**EXERCISE REQUIREMENTS:**
**1)** Answer these from the sp_depends excerpt:
(a) Which system table holds the dependency information?
(b) What type is dbo.apptable1 listed as?
(c) Which object referenced by mark_msg_read is marked "yes" for updated?
**2)** Can you extend the sp_depends excerpt beyond its final line?

## START PAGE EXCERPT

This information is held in sysdepends and is usually accessed by sp_depends
proc, which will give you the information. Should be a relatively simple
job to knock up a script to do that for each table.
1> sp_depends get_apptable1
2> go
Things the object references in the current database.
object type updated
selected
---------------------------------------- ---------------- ----------
----------
dbo.mark_msg_read stored procedure no
no
dbo.apptable1 user table no
no
(return status = 0)
1> sp_depends mark_msg_read
2> go
Things the object references in the current database.
object type updated
selected
---------------------------------------- ---------------- ----------
----------
dbo.appkey8 user table no
no
dbo.appkeyA user table yes
yes
dbo.get_now_for_appkey8 stored procedure no
no
Things inside the current database that reference the object.

## END PAGE EXCERPT
## START INFORMATION SHOWN

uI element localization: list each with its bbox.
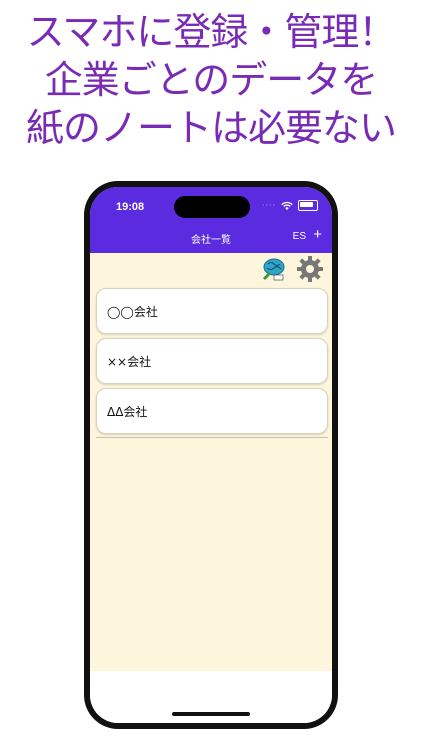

## END INFORMATION SHOWN

**ANSWERS:**
**1)**
(a) sysdepends
(b) user table
(c) dbo.appkeyA

**2)**
object type
---------------------------------------- ----------------
dbo.get_apptable1 stored procedure
dbo.get_apptable2 stored procedure
dbo.get_apptable3 stored procedure
dbo.get_in_text stored procedure
dbo.process_empty stored procedure
dbo.process_hours_of_service stored procedure
dbo.process_load_at_shipper stored procedure
dbo.process_pre_assign_ack stored procedure
dbo.process_request_directions stored procedure
dbo.process_trip_complete stored procedure (return status = 0)
1>

Not aware of a tool. PowerDesigner *may* be able to do this.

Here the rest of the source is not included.